* What you should do
Quote the whole listing verbatim.
↓↓↓
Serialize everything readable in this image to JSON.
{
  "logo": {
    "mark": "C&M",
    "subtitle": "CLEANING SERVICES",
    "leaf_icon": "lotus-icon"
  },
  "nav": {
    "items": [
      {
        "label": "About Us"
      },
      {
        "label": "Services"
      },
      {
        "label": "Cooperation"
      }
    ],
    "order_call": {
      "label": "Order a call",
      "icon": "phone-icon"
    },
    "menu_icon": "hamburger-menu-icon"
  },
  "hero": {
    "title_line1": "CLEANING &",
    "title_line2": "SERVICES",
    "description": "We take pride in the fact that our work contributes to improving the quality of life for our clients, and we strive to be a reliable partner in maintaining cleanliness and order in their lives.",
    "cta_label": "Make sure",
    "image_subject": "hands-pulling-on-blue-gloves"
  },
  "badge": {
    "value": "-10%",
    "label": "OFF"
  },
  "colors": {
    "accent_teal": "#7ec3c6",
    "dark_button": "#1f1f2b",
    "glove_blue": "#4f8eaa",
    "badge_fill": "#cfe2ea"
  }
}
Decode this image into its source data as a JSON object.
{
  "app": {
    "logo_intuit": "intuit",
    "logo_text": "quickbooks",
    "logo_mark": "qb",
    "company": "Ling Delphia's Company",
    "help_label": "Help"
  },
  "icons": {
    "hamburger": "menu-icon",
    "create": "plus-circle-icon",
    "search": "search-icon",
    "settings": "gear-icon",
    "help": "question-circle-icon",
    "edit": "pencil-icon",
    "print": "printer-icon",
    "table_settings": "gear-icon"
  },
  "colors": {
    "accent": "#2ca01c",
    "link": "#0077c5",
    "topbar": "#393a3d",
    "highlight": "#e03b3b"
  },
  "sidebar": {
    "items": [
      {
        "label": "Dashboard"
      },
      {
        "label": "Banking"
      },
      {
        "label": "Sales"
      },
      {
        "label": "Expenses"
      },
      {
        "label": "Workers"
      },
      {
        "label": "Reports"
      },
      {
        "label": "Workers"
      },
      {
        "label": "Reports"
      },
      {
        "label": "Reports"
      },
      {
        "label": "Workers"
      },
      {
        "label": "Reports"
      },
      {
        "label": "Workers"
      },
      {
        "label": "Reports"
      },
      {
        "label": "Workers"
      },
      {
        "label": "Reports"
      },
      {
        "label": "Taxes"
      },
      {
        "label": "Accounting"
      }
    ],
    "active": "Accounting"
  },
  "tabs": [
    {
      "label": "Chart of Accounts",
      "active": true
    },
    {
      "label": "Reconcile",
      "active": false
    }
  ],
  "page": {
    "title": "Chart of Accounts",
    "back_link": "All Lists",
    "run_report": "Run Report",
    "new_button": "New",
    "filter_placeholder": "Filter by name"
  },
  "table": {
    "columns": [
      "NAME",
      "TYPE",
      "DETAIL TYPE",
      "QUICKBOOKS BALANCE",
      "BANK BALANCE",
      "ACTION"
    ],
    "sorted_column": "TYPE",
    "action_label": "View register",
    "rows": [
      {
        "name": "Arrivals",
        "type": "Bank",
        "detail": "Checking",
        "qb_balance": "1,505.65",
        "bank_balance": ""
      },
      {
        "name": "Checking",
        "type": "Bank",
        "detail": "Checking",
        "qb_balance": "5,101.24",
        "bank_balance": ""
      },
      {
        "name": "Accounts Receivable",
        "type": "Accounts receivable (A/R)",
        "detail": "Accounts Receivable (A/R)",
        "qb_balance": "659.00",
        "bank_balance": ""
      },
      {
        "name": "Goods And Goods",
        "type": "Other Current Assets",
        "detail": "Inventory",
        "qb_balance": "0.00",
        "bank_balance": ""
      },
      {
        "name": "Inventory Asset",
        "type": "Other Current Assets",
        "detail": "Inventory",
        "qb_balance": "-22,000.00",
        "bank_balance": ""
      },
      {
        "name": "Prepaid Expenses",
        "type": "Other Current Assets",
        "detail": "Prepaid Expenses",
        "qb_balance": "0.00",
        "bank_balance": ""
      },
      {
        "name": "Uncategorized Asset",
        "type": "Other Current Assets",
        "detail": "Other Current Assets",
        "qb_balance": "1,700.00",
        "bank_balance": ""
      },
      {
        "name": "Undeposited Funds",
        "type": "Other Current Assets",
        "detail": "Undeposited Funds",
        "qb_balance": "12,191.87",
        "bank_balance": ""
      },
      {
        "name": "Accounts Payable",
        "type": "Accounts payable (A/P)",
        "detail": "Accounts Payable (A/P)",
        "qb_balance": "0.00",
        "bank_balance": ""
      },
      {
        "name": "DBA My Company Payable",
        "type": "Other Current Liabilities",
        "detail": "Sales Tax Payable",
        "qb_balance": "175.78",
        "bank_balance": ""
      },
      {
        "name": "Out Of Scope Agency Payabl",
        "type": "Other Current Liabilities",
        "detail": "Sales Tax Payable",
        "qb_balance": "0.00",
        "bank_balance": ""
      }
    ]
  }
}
↑↑↑
* Solution to this exercise
Serialize everything readable in this image to JSON.
{
  "logo": {
    "mark": "C&M",
    "subtitle": "CLEANING SERVICES",
    "leaf_icon": "lotus-icon"
  },
  "nav": {
    "items": [
      {
        "label": "About Us"
      },
      {
        "label": "Services"
      },
      {
        "label": "Cooperation"
      }
    ],
    "order_call": {
      "label": "Order a call",
      "icon": "phone-icon"
    },
    "menu_icon": "hamburger-menu-icon"
  },
  "hero": {
    "title_line1": "CLEANING &",
    "title_line2": "SERVICES",
    "description": "We take pride in the fact that our work contributes to improving the quality of life for our clients, and we strive to be a reliable partner in maintaining cleanliness and order in their lives.",
    "cta_label": "Make sure",
    "image_subject": "hands-pulling-on-blue-gloves"
  },
  "badge": {
    "value": "-10%",
    "label": "OFF"
  },
  "colors": {
    "accent_teal": "#7ec3c6",
    "dark_button": "#1f1f2b",
    "glove_blue": "#4f8eaa",
    "badge_fill": "#cfe2ea"
  }
}
Decode this image into its source data as a JSON object.
{
  "app": {
    "logo_intuit": "intuit",
    "logo_text": "quickbooks",
    "logo_mark": "qb",
    "company": "Ling Delphia's Company",
    "help_label": "Help"
  },
  "icons": {
    "hamburger": "menu-icon",
    "create": "plus-circle-icon",
    "search": "search-icon",
    "settings": "gear-icon",
    "help": "question-circle-icon",
    "edit": "pencil-icon",
    "print": "printer-icon",
    "table_settings": "gear-icon"
  },
  "colors": {
    "accent": "#2ca01c",
    "link": "#0077c5",
    "topbar": "#393a3d",
    "highlight": "#e03b3b"
  },
  "sidebar": {
    "items": [
      {
        "label": "Dashboard"
      },
      {
        "label": "Banking"
      },
      {
        "label": "Sales"
      },
      {
        "label": "Expenses"
      },
      {
        "label": "Workers"
      },
      {
        "label": "Reports"
      },
      {
        "label": "Workers"
      },
      {
        "label": "Reports"
      },
      {
        "label": "Reports"
      },
      {
        "label": "Workers"
      },
      {
        "label": "Reports"
      },
      {
        "label": "Workers"
      },
      {
        "label": "Reports"
      },
      {
        "label": "Workers"
      },
      {
        "label": "Reports"
      },
      {
        "label": "Taxes"
      },
      {
        "label": "Accounting"
      }
    ],
    "active": "Accounting"
  },
  "tabs": [
    {
      "label": "Chart of Accounts",
      "active": true
    },
    {
      "label": "Reconcile",
      "active": false
    }
  ],
  "page": {
    "title": "Chart of Accounts",
    "back_link": "All Lists",
    "run_report": "Run Report",
    "new_button": "New",
    "filter_placeholder": "Filter by name"
  },
  "table": {
    "columns": [
      "NAME",
      "TYPE",
      "DETAIL TYPE",
      "QUICKBOOKS BALANCE",
      "BANK BALANCE",
      "ACTION"
    ],
    "sorted_column": "TYPE",
    "action_label": "View register",
    "rows": [
      {
        "name": "Arrivals",
        "type": "Bank",
        "detail": "Checking",
        "qb_balance": "1,505.65",
        "bank_balance": ""
      },
      {
        "name": "Checking",
        "type": "Bank",
        "detail": "Checking",
        "qb_balance": "5,101.24",
        "bank_balance": ""
      },
      {
        "name": "Accounts Receivable",
        "type": "Accounts receivable (A/R)",
        "detail": "Accounts Receivable (A/R)",
        "qb_balance": "659.00",
        "bank_balance": ""
      },
      {
        "name": "Goods And Goods",
        "type": "Other Current Assets",
        "detail": "Inventory",
        "qb_balance": "0.00",
        "bank_balance": ""
      },
      {
        "name": "Inventory Asset",
        "type": "Other Current Assets",
        "detail": "Inventory",
        "qb_balance": "-22,000.00",
        "bank_balance": ""
      },
      {
        "name": "Prepaid Expenses",
        "type": "Other Current Assets",
        "detail": "Prepaid Expenses",
        "qb_balance": "0.00",
        "bank_balance": ""
      },
      {
        "name": "Uncategorized Asset",
        "type": "Other Current Assets",
        "detail": "Other Current Assets",
        "qb_balance": "1,700.00",
        "bank_balance": ""
      },
      {
        "name": "Undeposited Funds",
        "type": "Other Current Assets",
        "detail": "Undeposited Funds",
        "qb_balance": "12,191.87",
        "bank_balance": ""
      },
      {
        "name": "Accounts Payable",
        "type": "Accounts payable (A/P)",
        "detail": "Accounts Payable (A/P)",
        "qb_balance": "0.00",
        "bank_balance": ""
      },
      {
        "name": "DBA My Company Payable",
        "type": "Other Current Liabilities",
        "detail": "Sales Tax Payable",
        "qb_balance": "175.78",
        "bank_balance": ""
      },
      {
        "name": "Out Of Scope Agency Payabl",
        "type": "Other Current Liabilities",
        "detail": "Sales Tax Payable",
        "qb_balance": "0.00",
        "bank_balance": ""
      }
    ]
  }
}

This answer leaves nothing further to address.